— Start of Material for this exercise —

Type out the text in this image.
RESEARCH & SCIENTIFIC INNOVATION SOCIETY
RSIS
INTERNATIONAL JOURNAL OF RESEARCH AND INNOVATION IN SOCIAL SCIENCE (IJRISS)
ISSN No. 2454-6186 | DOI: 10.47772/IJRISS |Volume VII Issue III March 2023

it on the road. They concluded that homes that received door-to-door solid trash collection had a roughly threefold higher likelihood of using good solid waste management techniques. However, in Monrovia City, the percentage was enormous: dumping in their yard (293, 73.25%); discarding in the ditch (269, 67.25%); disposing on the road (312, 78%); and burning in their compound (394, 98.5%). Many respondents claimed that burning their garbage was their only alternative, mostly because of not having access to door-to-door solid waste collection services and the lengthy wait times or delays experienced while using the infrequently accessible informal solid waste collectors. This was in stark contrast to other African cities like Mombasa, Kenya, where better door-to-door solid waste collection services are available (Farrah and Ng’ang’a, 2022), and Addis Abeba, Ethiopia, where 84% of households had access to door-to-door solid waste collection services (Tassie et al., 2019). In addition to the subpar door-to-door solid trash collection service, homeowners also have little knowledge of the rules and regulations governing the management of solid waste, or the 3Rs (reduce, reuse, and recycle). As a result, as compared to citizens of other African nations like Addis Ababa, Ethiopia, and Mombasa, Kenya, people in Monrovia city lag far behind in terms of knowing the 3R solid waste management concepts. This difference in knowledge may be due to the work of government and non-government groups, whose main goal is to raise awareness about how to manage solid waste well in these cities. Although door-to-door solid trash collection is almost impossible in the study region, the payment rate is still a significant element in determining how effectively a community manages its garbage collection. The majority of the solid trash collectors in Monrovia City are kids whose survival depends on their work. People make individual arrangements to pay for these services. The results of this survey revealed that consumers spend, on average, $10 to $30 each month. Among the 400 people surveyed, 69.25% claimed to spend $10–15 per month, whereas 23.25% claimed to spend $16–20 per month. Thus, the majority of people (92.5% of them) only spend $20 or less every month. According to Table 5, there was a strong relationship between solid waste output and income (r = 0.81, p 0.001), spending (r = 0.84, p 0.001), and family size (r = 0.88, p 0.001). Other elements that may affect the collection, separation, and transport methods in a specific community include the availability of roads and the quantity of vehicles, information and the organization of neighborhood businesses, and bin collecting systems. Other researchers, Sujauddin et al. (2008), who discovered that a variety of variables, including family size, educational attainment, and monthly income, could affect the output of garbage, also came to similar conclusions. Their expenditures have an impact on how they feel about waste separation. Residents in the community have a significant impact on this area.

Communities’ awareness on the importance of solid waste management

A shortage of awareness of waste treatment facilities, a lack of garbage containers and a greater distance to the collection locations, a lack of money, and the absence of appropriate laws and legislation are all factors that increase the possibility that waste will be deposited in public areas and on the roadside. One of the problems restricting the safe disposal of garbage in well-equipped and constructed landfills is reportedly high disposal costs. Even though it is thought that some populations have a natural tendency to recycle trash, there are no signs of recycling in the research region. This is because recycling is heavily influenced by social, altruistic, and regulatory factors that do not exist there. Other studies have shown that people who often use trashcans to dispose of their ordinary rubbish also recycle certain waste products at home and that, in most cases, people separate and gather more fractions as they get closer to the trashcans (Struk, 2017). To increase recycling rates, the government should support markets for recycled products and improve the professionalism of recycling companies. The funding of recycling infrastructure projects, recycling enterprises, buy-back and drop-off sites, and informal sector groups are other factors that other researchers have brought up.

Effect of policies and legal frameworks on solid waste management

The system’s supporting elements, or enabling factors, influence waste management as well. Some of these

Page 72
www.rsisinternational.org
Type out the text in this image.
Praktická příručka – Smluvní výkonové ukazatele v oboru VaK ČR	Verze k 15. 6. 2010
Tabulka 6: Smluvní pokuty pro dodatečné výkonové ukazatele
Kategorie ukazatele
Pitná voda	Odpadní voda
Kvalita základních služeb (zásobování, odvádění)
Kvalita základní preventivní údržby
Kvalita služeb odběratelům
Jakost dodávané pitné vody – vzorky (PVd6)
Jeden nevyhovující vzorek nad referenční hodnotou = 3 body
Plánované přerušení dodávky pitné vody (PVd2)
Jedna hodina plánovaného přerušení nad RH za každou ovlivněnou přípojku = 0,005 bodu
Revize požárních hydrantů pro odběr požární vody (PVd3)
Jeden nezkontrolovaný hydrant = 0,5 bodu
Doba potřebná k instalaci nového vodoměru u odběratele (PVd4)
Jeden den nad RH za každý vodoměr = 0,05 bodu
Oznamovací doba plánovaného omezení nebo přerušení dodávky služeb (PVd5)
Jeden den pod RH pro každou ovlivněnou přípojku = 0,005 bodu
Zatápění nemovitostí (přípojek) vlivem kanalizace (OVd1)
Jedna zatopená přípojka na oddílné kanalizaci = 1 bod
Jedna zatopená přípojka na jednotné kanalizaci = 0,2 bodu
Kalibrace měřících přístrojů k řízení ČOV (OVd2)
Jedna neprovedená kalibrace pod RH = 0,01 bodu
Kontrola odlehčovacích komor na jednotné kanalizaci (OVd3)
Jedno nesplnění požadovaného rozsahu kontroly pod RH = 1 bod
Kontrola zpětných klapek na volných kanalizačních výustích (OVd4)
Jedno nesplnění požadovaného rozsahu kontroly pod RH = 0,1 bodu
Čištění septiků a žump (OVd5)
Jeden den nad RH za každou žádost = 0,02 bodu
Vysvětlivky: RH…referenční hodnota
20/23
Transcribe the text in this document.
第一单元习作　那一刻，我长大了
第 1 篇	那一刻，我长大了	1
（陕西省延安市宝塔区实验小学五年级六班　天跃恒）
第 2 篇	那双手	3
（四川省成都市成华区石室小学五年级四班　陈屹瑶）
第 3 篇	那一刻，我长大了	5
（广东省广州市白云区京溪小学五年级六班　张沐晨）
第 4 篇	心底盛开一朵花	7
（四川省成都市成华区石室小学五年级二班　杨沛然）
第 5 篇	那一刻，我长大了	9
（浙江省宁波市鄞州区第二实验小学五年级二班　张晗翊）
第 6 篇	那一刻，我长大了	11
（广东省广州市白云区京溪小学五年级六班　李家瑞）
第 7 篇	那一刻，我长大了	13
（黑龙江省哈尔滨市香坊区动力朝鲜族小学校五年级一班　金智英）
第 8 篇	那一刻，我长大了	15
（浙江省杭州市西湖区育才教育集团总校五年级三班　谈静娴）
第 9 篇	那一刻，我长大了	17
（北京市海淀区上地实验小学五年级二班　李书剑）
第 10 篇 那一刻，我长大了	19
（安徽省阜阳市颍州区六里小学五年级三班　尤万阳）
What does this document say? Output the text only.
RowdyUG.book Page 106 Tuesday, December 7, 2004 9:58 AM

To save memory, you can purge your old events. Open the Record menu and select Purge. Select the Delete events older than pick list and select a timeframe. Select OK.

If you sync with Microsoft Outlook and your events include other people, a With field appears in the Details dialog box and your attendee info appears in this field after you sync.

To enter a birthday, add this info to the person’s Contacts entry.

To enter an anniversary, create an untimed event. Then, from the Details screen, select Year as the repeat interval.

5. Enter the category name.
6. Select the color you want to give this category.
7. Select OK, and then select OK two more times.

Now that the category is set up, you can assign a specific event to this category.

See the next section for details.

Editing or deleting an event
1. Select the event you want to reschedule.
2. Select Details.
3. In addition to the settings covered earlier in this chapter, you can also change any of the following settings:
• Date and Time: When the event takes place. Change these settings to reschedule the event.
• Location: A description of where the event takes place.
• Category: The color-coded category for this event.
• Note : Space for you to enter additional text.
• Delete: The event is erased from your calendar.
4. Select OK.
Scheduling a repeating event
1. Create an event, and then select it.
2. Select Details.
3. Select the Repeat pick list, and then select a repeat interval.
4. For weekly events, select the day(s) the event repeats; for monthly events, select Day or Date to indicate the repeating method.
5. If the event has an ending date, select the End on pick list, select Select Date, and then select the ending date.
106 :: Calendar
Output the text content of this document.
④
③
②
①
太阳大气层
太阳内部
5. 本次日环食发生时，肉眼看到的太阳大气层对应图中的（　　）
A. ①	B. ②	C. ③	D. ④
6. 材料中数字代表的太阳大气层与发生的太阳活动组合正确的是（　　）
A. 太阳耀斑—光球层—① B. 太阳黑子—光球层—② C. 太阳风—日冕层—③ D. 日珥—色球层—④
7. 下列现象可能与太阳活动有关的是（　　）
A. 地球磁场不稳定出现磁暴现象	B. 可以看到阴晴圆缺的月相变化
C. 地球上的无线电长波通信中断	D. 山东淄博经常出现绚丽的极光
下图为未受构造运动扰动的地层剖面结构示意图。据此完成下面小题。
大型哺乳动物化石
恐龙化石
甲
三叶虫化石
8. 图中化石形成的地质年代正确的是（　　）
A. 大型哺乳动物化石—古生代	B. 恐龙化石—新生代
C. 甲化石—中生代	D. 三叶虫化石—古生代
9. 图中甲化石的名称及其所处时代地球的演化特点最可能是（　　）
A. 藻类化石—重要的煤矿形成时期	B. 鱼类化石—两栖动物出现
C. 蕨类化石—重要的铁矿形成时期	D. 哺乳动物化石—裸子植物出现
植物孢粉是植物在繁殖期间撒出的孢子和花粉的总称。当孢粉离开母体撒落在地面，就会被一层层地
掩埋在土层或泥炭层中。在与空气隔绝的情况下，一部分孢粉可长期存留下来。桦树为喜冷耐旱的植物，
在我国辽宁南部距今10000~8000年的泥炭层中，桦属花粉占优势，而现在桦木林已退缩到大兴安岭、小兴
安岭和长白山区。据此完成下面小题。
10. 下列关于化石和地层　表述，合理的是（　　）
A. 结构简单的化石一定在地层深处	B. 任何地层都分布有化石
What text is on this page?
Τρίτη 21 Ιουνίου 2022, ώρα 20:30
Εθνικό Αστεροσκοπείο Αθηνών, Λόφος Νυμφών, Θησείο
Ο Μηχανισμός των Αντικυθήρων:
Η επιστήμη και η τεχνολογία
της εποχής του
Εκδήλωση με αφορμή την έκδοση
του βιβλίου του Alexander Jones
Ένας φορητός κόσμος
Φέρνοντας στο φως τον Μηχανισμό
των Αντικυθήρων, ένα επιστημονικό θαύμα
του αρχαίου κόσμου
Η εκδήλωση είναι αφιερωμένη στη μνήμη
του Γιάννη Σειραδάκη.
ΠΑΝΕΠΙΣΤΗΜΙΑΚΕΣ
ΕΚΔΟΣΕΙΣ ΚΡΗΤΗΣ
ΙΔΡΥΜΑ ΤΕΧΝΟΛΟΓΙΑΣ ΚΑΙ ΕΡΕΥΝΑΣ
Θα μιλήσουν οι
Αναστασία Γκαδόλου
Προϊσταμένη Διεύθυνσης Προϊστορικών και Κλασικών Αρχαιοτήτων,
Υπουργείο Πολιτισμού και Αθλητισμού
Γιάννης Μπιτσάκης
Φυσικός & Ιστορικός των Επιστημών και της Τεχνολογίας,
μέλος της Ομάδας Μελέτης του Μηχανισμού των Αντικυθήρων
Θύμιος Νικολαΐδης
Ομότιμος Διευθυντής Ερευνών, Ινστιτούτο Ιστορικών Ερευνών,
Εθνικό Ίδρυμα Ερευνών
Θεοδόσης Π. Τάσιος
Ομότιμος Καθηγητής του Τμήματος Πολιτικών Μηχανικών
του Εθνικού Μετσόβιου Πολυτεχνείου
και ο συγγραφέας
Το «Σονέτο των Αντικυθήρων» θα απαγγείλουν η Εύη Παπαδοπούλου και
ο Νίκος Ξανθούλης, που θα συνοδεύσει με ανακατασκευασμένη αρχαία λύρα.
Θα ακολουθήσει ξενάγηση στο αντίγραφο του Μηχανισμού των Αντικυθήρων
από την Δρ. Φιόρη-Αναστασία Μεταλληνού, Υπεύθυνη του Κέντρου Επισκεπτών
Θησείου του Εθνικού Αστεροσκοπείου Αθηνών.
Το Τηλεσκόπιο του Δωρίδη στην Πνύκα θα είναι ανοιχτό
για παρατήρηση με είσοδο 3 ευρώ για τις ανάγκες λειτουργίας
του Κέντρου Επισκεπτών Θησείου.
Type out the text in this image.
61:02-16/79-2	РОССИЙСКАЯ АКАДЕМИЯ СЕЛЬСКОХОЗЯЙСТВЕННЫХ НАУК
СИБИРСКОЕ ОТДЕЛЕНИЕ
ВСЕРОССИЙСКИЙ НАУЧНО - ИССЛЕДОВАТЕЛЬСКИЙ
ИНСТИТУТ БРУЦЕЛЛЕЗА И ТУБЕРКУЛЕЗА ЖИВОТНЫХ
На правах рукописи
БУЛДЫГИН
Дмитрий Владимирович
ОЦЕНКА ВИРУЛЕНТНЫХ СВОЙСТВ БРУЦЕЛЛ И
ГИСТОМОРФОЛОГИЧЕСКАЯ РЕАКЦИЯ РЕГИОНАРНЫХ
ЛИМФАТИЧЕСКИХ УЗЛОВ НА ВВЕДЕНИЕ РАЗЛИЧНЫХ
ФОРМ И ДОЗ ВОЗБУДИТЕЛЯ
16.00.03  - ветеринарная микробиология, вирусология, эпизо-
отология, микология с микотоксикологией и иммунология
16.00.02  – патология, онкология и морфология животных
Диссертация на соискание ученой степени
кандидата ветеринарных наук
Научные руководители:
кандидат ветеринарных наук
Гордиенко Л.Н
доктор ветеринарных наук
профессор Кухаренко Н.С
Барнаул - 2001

— End of Material for this exercise —

§ Task prompt
Wherever a line in the data above holds "list", copy that line.

§ Problem solution
To save memory, you can purge your old events. Open the Record menu and select Purge. Select the Delete events older than pick list and select a timeframe. Select OK.
3. Select the Repeat pick list, and then select a repeat interval.
5. If the event has an ending date, select the End on pick list, select Select Date, and then select the ending date.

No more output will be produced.